WHAT IS BEING ASKED
Gather every line below where "Admin" appears.

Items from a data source
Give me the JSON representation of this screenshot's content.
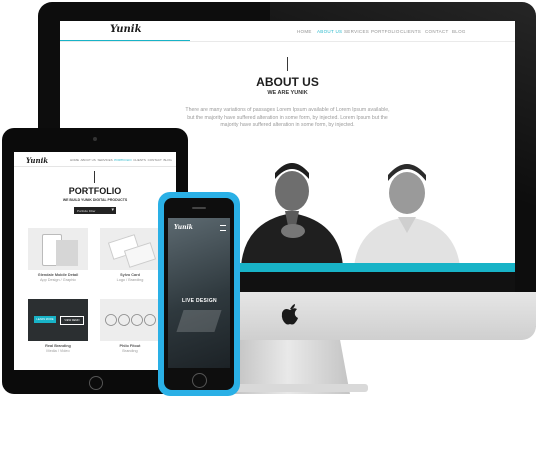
{
  "imac": {
    "logo": "Yunik",
    "nav": [
      "HOME",
      "ABOUT US",
      "SERVICES",
      "PORTFOLIO",
      "CLIENTS",
      "CONTACT",
      "BLOG"
    ],
    "active_nav": "ABOUT US",
    "title": "ABOUT US",
    "subtitle": "WE ARE YUNIK",
    "paragraph_lines": [
      "There are many variations of passages Lorem Ipsum available of Lorem Ipsum available,",
      "but the majority have suffered alteration in some form, by injected. Lorem Ipsum but the",
      "majority have suffered alteration in some form, by injected."
    ]
  },
  "ipad": {
    "logo": "Yunik",
    "nav": [
      "HOME",
      "ABOUT US",
      "SERVICES",
      "PORTFOLIO",
      "CLIENTS",
      "CONTACT",
      "BLOG"
    ],
    "title": "PORTFOLIO",
    "subtitle": "WE BUILD YUNIK DIGITAL PRODUCTS",
    "filter_label": "Portfolio Filter",
    "items": [
      {
        "title": "Glendale Mobile Detail",
        "caption": "App Design / Graphic"
      },
      {
        "title": "Sylvo Card",
        "caption": "Logo / Branding"
      },
      {
        "title": "Real Branding",
        "caption": "Media / Video"
      },
      {
        "title": "Philo Fitout",
        "caption": "Branding"
      }
    ],
    "tile_buttons": [
      "LEARN MORE",
      "VIEW DEMO"
    ]
  },
  "phone": {
    "logo": "Yunik",
    "hero_text": "LIVE DESIGN"
  },
  "colors": {
    "accent": "#18b3c7",
    "phone_shell": "#2ab0e6"
  }
}
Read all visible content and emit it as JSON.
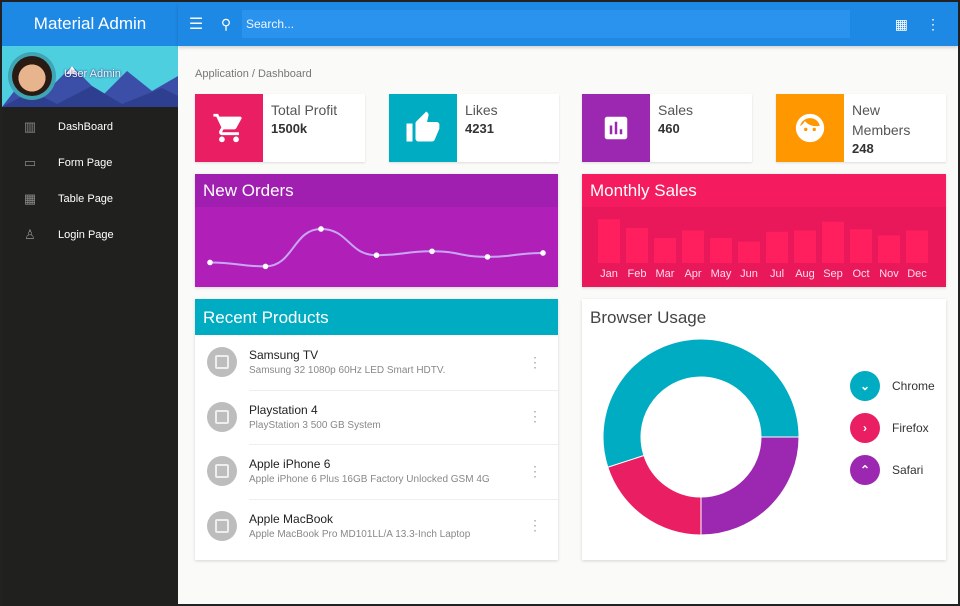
{
  "app": {
    "title": "Material Admin"
  },
  "user": {
    "name": "User Admin"
  },
  "sidebar": {
    "items": [
      {
        "label": "DashBoard",
        "icon": "bar-chart-icon"
      },
      {
        "label": "Form Page",
        "icon": "form-icon"
      },
      {
        "label": "Table Page",
        "icon": "grid-icon"
      },
      {
        "label": "Login Page",
        "icon": "person-icon"
      }
    ]
  },
  "topbar": {
    "search_placeholder": "Search...",
    "icons": [
      "menu-icon",
      "search-icon",
      "apps-grid-icon",
      "more-vert-icon"
    ]
  },
  "breadcrumb": "Application / Dashboard",
  "stats": [
    {
      "label": "Total Profit",
      "value": "1500k",
      "color": "#e91e63",
      "icon": "cart-icon"
    },
    {
      "label": "Likes",
      "value": "4231",
      "color": "#00acc1",
      "icon": "thumb-up-icon"
    },
    {
      "label": "Sales",
      "value": "460",
      "color": "#9c27b0",
      "icon": "assessment-icon"
    },
    {
      "label": "New\nMembers",
      "value": "248",
      "color": "#ff9800",
      "icon": "face-icon"
    }
  ],
  "new_orders": {
    "title": "New Orders",
    "color": "#9c27b0"
  },
  "monthly_sales": {
    "title": "Monthly Sales",
    "color": "#f0185a"
  },
  "recent_products": {
    "title": "Recent Products",
    "items": [
      {
        "name": "Samsung TV",
        "desc": "Samsung 32 1080p 60Hz LED Smart HDTV."
      },
      {
        "name": "Playstation 4",
        "desc": "PlayStation 3 500 GB System"
      },
      {
        "name": "Apple iPhone 6",
        "desc": "Apple iPhone 6 Plus 16GB Factory Unlocked GSM 4G"
      },
      {
        "name": "Apple MacBook",
        "desc": "Apple MacBook Pro MD101LL/A 13.3-Inch Laptop"
      }
    ]
  },
  "browser_usage": {
    "title": "Browser Usage"
  },
  "chart_data": [
    {
      "type": "line",
      "title": "New Orders",
      "x": [
        1,
        2,
        3,
        4,
        5,
        6,
        7
      ],
      "values": [
        3.5,
        2.8,
        9.5,
        4.8,
        5.5,
        4.5,
        5.2
      ],
      "ylim": [
        0,
        12
      ]
    },
    {
      "type": "bar",
      "title": "Monthly Sales",
      "categories": [
        "Jan",
        "Feb",
        "Mar",
        "Apr",
        "May",
        "Jun",
        "Jul",
        "Aug",
        "Sep",
        "Oct",
        "Nov",
        "Dec"
      ],
      "values": [
        35,
        28,
        20,
        26,
        20,
        17,
        25,
        26,
        33,
        27,
        22,
        26
      ],
      "ylim": [
        0,
        40
      ]
    },
    {
      "type": "pie",
      "title": "Browser Usage",
      "labels": [
        "Chrome",
        "Firefox",
        "Safari"
      ],
      "values": [
        55,
        20,
        25
      ],
      "colors": [
        "#00acc1",
        "#e91e63",
        "#9c27b0"
      ],
      "legend": "right"
    }
  ]
}
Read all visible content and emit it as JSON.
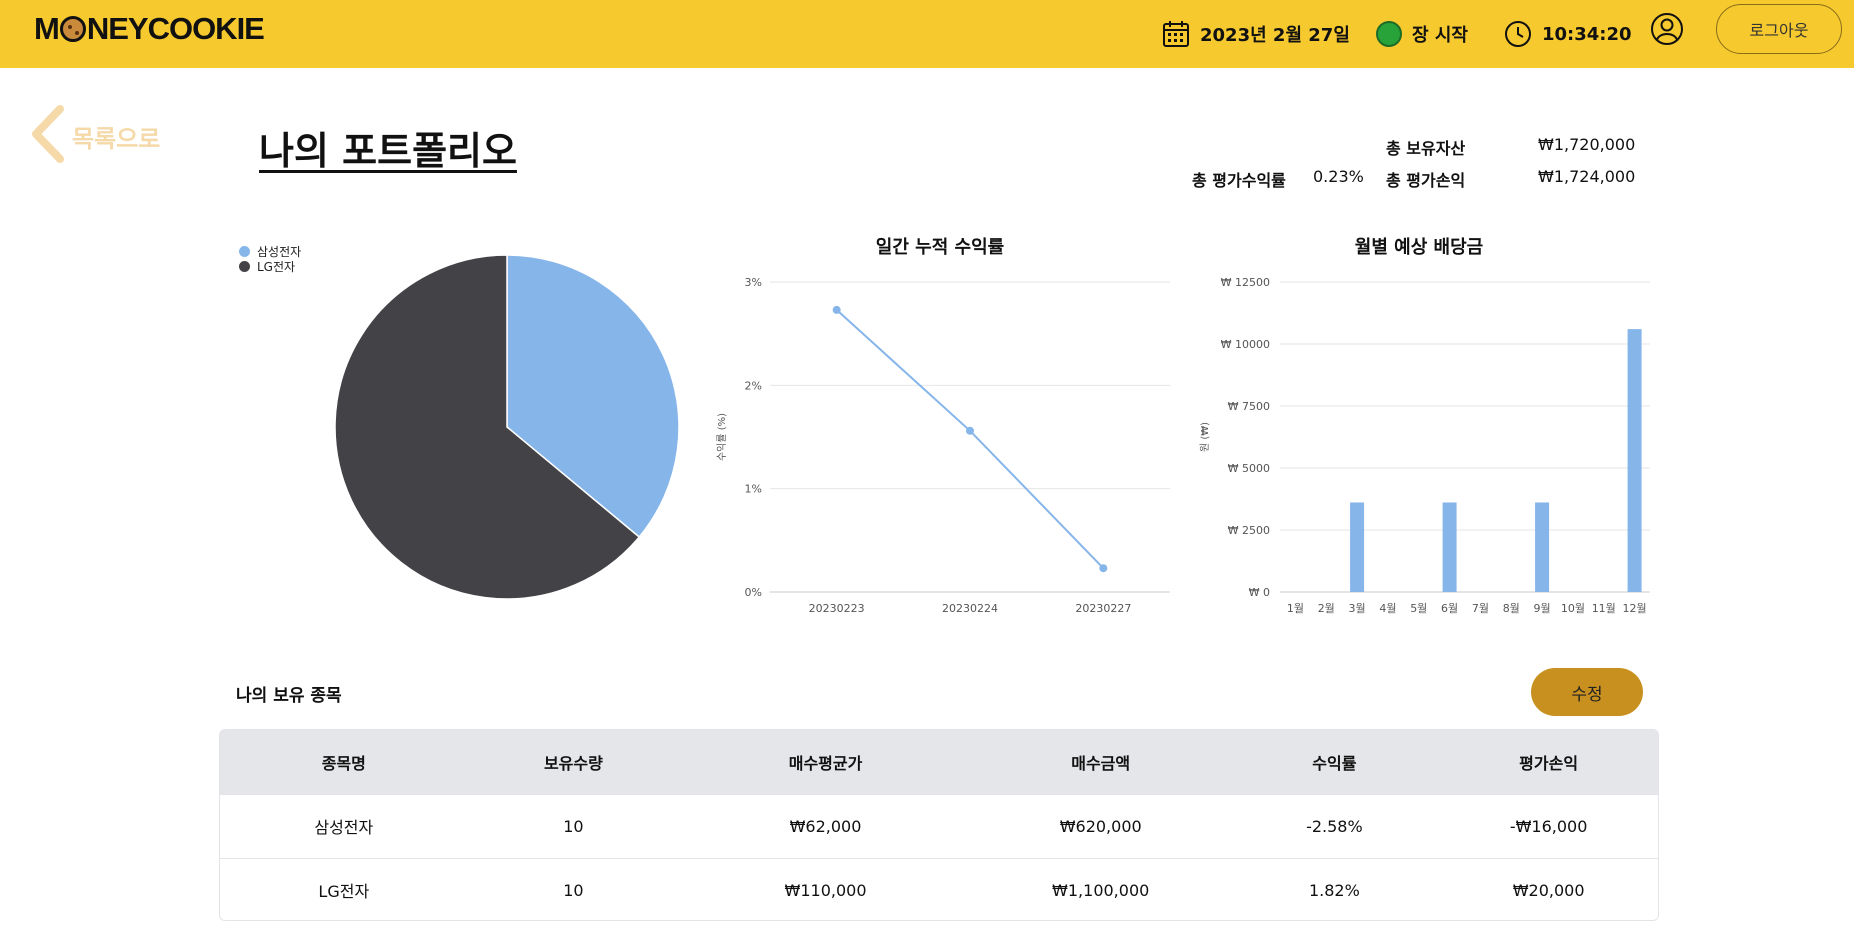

RESULT OF THIS TASK
    "title": "Material Admin"
    "name": "User Admin"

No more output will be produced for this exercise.